## Exercise set
- a) Write out the records verbatim, starting with their first line and going on through the line with "netto-2: 151 xyxy=(1030,199,1220,232)", both included.
- b) Extend the forum thread about getting along with family, picking up right after its last sentence.

[START OF Selected passage]

Definitely, makes sense...that's cool you are confident about it and don't feel ashamed


----------



## green9206 (May 13, 2013)

Let me tell you how well our 'family' gets along with each other. 
My dad and sister haven't spoken to each other since 6 years. 
I haven't spoken to my sister since 7 years. 
My mom and dad argue and shout at each other everyday. 
Each of us wishes the other one was dead. 
Now how's that for a lovely little family?


----------



## Sagacious (Jun 29, 2010)

I lived at college for a couple years hated the people in my dorms and then moved back until I finish college. I feel like living at home was making it harder to leave though because my family would try to involve me in all their problems and home became a miserable place to be around. I ended up not eating because I didn't wanna go in the kitchen and deal with the stress of their complaining about **** and the stress just built up over time it stopped feeling like home a long time ago.


----------



## Akashic Records (Mar 20, 2015)

Yes, we get along very well and they have been extremely supportive all my life. Everything good with me started with my parents. I wish more parents would show their children this kind of love and respect, to let them be free enough to develop but be there if needed.


----------



## Fangirl96 (Apr 13, 2015)

I still live with my mum and i probably will for many more years, and i'm totally fine with it. Sure it would be cool to have my own place, but what's the point? I have zero social life so i don't need my own place. Might aswell save the little money i've got and be a lonely loser with my mum. It will be a bit of a struggle the day we have to move to a smaller place though. We'll see how much we get along after that...

[END OF Selected passage]
[START OF Source data]

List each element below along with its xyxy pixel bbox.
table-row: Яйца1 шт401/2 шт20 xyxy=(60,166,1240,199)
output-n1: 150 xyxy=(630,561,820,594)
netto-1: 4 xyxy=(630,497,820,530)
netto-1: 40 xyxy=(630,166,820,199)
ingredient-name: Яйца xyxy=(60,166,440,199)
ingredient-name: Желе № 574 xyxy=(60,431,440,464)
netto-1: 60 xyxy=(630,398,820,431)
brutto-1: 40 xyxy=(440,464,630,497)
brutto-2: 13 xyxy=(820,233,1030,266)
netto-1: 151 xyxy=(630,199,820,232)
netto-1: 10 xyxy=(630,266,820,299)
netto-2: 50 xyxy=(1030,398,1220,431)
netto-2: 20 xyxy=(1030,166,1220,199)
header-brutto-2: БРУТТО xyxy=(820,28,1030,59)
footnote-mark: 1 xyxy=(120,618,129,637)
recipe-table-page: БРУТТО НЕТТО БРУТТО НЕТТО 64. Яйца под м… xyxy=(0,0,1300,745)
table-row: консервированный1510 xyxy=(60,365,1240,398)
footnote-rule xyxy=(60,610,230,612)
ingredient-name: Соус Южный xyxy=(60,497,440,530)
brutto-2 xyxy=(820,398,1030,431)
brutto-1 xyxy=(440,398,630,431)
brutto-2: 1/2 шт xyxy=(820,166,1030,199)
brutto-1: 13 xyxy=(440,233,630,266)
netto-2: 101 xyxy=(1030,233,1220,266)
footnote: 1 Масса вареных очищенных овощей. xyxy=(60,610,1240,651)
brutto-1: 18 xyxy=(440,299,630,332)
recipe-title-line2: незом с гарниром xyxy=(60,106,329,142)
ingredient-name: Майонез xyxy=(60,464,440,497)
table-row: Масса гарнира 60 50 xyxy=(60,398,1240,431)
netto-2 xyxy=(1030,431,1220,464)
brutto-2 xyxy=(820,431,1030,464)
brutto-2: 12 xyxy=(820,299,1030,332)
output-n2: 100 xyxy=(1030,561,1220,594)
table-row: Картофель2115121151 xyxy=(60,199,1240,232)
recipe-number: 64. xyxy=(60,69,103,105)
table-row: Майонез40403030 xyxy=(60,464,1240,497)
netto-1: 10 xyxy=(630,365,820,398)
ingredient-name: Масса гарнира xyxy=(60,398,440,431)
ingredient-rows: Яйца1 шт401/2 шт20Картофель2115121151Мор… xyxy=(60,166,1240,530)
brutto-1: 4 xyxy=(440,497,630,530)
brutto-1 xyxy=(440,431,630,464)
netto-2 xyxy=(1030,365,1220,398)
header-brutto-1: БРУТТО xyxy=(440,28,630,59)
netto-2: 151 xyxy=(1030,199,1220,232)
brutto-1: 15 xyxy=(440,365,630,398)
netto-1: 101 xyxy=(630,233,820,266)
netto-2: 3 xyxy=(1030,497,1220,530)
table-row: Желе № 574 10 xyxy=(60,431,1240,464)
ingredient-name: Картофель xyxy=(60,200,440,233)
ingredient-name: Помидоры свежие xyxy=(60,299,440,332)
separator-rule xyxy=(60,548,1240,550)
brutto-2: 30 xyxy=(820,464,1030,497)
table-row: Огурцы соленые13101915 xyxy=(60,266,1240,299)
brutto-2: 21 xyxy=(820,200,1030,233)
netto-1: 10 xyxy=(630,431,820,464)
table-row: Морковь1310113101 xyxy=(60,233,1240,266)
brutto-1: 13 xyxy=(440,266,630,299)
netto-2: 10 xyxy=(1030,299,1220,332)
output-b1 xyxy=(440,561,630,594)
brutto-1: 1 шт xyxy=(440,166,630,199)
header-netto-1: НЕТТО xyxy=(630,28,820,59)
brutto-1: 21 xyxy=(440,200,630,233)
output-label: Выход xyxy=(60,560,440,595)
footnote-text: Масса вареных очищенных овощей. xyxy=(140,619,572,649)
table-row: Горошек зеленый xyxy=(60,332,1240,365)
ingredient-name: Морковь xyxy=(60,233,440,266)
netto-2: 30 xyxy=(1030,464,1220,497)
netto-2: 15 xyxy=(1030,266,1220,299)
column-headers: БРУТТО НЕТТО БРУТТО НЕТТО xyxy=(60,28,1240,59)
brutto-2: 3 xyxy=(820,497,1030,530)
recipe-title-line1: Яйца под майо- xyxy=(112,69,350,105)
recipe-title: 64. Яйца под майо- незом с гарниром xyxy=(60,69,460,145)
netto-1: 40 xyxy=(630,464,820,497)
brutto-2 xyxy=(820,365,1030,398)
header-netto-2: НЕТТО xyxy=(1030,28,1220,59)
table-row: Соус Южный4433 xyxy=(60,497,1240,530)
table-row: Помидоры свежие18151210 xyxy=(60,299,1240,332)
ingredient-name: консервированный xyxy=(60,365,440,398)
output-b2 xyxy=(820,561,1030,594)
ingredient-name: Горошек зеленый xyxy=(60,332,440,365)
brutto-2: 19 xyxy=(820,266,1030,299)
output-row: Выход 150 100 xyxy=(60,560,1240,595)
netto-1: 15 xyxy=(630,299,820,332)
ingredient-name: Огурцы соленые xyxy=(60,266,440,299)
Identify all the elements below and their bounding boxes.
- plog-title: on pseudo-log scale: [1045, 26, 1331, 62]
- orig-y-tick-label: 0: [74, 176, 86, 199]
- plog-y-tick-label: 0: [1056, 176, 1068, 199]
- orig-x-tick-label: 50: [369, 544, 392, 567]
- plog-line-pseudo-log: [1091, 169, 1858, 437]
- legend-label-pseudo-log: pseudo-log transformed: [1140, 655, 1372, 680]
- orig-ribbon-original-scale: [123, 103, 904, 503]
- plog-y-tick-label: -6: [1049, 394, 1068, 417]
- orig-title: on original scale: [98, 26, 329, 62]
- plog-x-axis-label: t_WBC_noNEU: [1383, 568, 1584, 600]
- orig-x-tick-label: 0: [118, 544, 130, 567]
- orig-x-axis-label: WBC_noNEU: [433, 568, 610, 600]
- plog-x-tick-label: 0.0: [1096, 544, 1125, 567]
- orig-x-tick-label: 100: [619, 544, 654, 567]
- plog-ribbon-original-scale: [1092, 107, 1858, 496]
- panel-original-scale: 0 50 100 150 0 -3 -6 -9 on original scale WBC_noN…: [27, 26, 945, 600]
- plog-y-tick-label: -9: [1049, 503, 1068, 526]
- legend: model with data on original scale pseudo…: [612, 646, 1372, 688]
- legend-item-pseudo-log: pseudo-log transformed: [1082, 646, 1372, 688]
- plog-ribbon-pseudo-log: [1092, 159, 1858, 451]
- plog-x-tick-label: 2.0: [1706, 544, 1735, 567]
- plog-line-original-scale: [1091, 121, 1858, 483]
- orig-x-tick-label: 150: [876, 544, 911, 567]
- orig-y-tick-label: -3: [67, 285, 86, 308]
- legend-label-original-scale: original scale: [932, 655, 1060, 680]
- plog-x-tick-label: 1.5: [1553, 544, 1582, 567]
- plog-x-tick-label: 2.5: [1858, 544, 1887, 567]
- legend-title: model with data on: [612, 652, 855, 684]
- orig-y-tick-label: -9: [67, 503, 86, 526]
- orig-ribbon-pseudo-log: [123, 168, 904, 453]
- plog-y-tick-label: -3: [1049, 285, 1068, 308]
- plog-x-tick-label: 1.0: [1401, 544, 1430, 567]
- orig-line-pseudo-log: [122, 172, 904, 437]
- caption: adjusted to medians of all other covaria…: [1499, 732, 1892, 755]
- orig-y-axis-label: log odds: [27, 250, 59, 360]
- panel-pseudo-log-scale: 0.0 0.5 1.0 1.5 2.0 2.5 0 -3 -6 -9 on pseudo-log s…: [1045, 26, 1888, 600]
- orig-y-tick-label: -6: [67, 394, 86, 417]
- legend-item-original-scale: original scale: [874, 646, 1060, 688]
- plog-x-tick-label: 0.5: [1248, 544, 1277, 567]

[END OF Source data]

## Exercise answers
- a)
List each element below along with its xyxy pixel bbox.
table-row: Яйца1 шт401/2 шт20 xyxy=(60,166,1240,199)
output-n1: 150 xyxy=(630,561,820,594)
netto-1: 4 xyxy=(630,497,820,530)
netto-1: 40 xyxy=(630,166,820,199)
ingredient-name: Яйца xyxy=(60,166,440,199)
ingredient-name: Желе № 574 xyxy=(60,431,440,464)
netto-1: 60 xyxy=(630,398,820,431)
brutto-1: 40 xyxy=(440,464,630,497)
brutto-2: 13 xyxy=(820,233,1030,266)
netto-1: 151 xyxy=(630,199,820,232)
netto-1: 10 xyxy=(630,266,820,299)
netto-2: 50 xyxy=(1030,398,1220,431)
netto-2: 20 xyxy=(1030,166,1220,199)
header-brutto-2: БРУТТО xyxy=(820,28,1030,59)
footnote-mark: 1 xyxy=(120,618,129,637)
recipe-table-page: БРУТТО НЕТТО БРУТТО НЕТТО 64. Яйца под м… xyxy=(0,0,1300,745)
table-row: консервированный1510 xyxy=(60,365,1240,398)
footnote-rule xyxy=(60,610,230,612)
ingredient-name: Соус Южный xyxy=(60,497,440,530)
brutto-2 xyxy=(820,398,1030,431)
brutto-1 xyxy=(440,398,630,431)
brutto-2: 1/2 шт xyxy=(820,166,1030,199)
brutto-1: 13 xyxy=(440,233,630,266)
netto-2: 101 xyxy=(1030,233,1220,266)
footnote: 1 Масса вареных очищенных овощей. xyxy=(60,610,1240,651)
brutto-1: 18 xyxy=(440,299,630,332)
recipe-title-line2: незом с гарниром xyxy=(60,106,329,142)
ingredient-name: Майонез xyxy=(60,464,440,497)
table-row: Масса гарнира 60 50 xyxy=(60,398,1240,431)
netto-2 xyxy=(1030,431,1220,464)
brutto-2 xyxy=(820,431,1030,464)
brutto-2: 12 xyxy=(820,299,1030,332)
output-n2: 100 xyxy=(1030,561,1220,594)
table-row: Картофель2115121151 xyxy=(60,199,1240,232)
recipe-number: 64. xyxy=(60,69,103,105)
table-row: Майонез40403030 xyxy=(60,464,1240,497)
netto-1: 10 xyxy=(630,365,820,398)
ingredient-name: Масса гарнира xyxy=(60,398,440,431)
ingredient-rows: Яйца1 шт401/2 шт20Картофель2115121151Мор… xyxy=(60,166,1240,530)
brutto-1: 4 xyxy=(440,497,630,530)
brutto-1 xyxy=(440,431,630,464)
netto-2 xyxy=(1030,365,1220,398)
header-brutto-1: БРУТТО xyxy=(440,28,630,59)
netto-2: 151 xyxy=(1030,199,1220,232)

- b)
----------



## Darktower776 (Aug 16, 2013)

Yeah we get along well. After my older brother moved out several years ago a lot of the stress kind of went with him. My mom, dad, and me have a sort of harmony going. We all help each other and around the house. I do the majority of the grocery shopping and cook dinner a few nights week. I help my mom when she is having health problems- driving her to doctors and things like that. I do the laundry and other household chores.

I do want to move out and get my own place though because I know I shouldn't still be living at home at my age and it does hurt my self confidence and self-esteem.


----------



## xxDark Horse (May 13, 2015)

I can't stand my Dad. 

He works at home and sits in the living room with his laptop talking on the phone all day! Every time I come out of my room to eat, I just plug headphones in so I won't have to deal with him. My mom also has a problem with this too. He really needs his own office or he needs to go sit downstairs away from others. Not to mention he gets in a bad mood easily and likes to yell. I can't even stand to be in the same room with him anymore especially when i'm eating. He's just friggin omnipresent and the upstairs is too small, that's the problem. My parents are leaving for a whole week this Sunday and I will be celebrating so I don't have to deal with my dad taking up the whole dang upstairs for a week.

Oh yeah, I found out he's been secretly using my laptop to view and download porn while im gone. That makes me even more angry at him. He's probably been reading my forum posts and all my top secret notepad documents about all my past crushes. =(


----------



## xxDark Horse (May 13, 2015)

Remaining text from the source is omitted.